(TEXTE EXTRAIT)
>>>
Alain Finkielkraut : La France n'a pas toujours été un pays d'immigration. Les afflux importants de population étrangère ont commencé dans le dernier tiers du XIXe siècle. Les historiens contemporains alignent le passé sur le présent en confondant volontairement les migrations intérieures (des Bretons à Paris ou des Corses sur le continent) avec l'immigration proprement dite. Ces historiens ne font plus d'histoire. Ils font, avec la mauvaise foi des bonnes intentions, de l'idéologie. Pour ce qui est des "Polaks", comme vous dites, ils sont arrivés en France remplis d'amour pour "une nation à laquelle on peut s'attacher par le coeur et par l'esprit autant que par les racines", comme l'a dit le "Litvak" Emmanuel Levinas. Et même après la guerre, alors que le destin juif avait fondu sur eux et que Vichy les avait trahis, il ne leur serait jamais venu à l'idée de s'émouvoir qu'il y ait encore des "Français de souche" ou de répudier l'assimilation de la culture française, au nom du droit à la différence. Mon père a été déporté de France, il en est resté marqué, mais j'ai eu la chance insigne de ne pas être élevé dans le ressentiment.

Le Point : Trente ans après sa création, diriez-vous que SOS Racisme a été utile ou contre-productif à la lutte contre le racisme ?

Alain Finkielkraut : Tout a été dit en 1990 par Jean Baudrillard : SOS Racisme – SOS baleines. Ambiguïté : dans un cas, c'est pour dénoncer le racisme, dans l'autre, c'est pour sauver les baleines. Et si, dans le premier cas, c'était aussi un appel subliminal à sauver le racisme ? Pourquoi sauver le racisme ? Parce qu'on aime mieux jouer à se faire peur en ranimant le bon vieil ennemi que faire face à un présent sans précédent. Il faut se méfier des traîtrises du langage. La langue de bois dit en général le contraire de ce qu'elle pense. Elle dit ce qu'elle pense en secret, par une sorte d'humour involontaire. Et le sigle SOS en fait intégralement partie, conclut Baudrillard.
<<<
(LIGNES FOURNIES)
>>>
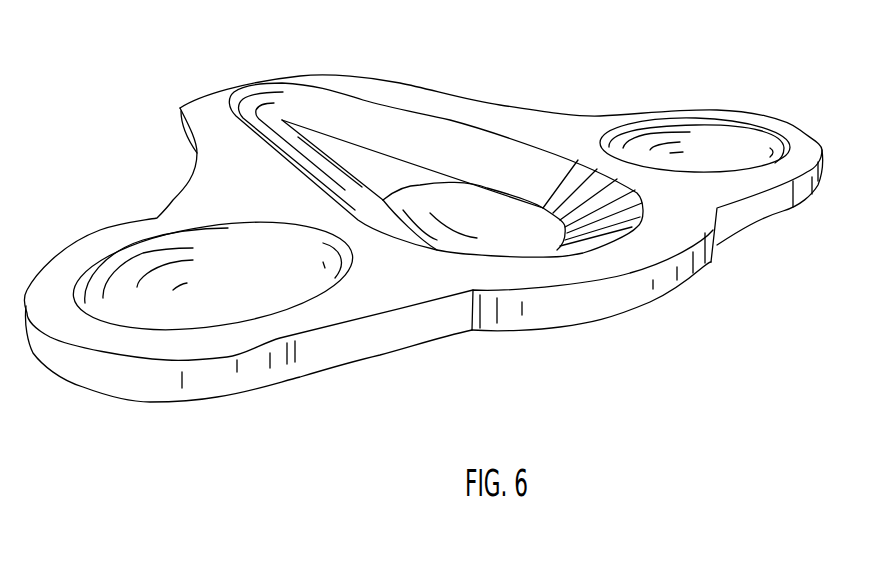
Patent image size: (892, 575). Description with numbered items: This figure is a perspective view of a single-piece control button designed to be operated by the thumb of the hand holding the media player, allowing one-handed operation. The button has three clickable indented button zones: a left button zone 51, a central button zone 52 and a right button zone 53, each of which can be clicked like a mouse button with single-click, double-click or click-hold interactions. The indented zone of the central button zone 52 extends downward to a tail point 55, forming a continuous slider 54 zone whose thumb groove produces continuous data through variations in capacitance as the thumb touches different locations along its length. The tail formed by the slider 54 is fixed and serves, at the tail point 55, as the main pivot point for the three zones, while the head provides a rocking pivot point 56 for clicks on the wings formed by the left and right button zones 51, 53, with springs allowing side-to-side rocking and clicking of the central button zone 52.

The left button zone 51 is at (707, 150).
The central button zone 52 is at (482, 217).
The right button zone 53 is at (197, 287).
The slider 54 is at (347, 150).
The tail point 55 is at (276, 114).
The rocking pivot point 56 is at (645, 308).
<<<
(TÂCHE À RÉALISER) Poursuivez l'entretien avec Alain Finkielkraut sur l'immigration et SOS Racisme, reproduit sous « Texte extrait », en reprenant juste après sa dernière phrase.

(RÉSULTAT FINAL)
Le Point : Depuis "La défaite de la pensée", vous fustigez "l'idéologie dominante" du "politiquement correct". Or ce "politiquement correct" semble aujourd'hui bien minoritaire. Qui, excepté quelques associations antiracistes et deux ou trois chanteurs, défend encore la "bien-pensance" ? Eric Zemmour a lui-même reconnu que ses idées sont devenues majoritaires dans le pays...

Alain Finkielkraut : Vous vous trompez : tout le showbiz fredonne sans répit la même rengaine bien-pensante, et votre revue des troupes oublie Le Monde, L'Obs, Télérama, Mediapart, Les Inrocks, le magazine Transfuge, ainsi que, de Laurent Mucchielli à Luc Boltanski, l'armée mexicaine des chercheurs en sciences sociales. Malgré ce grand déploiement, le politiquement correct est peut-être moins dominateur qu'il ne l'espérait. Mais ce n'est pas la domination qui le définit, c'est la dénonciation et même la criminalisation de ceux qui refusent d'invoquer, pour penser le présent, les heures-les-plus-sombres-de-notre-histoire, d'utiliser à tout bout de champ l'adjectif "nauséabond" et d'entonner, une nouvelle fois, l'inusable refrain du "ventre encore fécond d'où est sortie la bête immonde". S'il faut en croire les listes noires qui sont les nouveaux marronniers de la presse antifasciste, ces réfractaires se comptent sur les doigts d'une main.

Le Point : Vous continuez à témoigner votre amitié à l'écrivain Renaud Camus, alors qu'il est devenu le théoricien du "Grand Remplacement" après avoir comptabilisé dans son Journal le nombre de "collaborateurs juifs" d'une émission sur France Culture pour en fustiger la "surreprésentation"... Comprenez-vous que cela puisse choquer ?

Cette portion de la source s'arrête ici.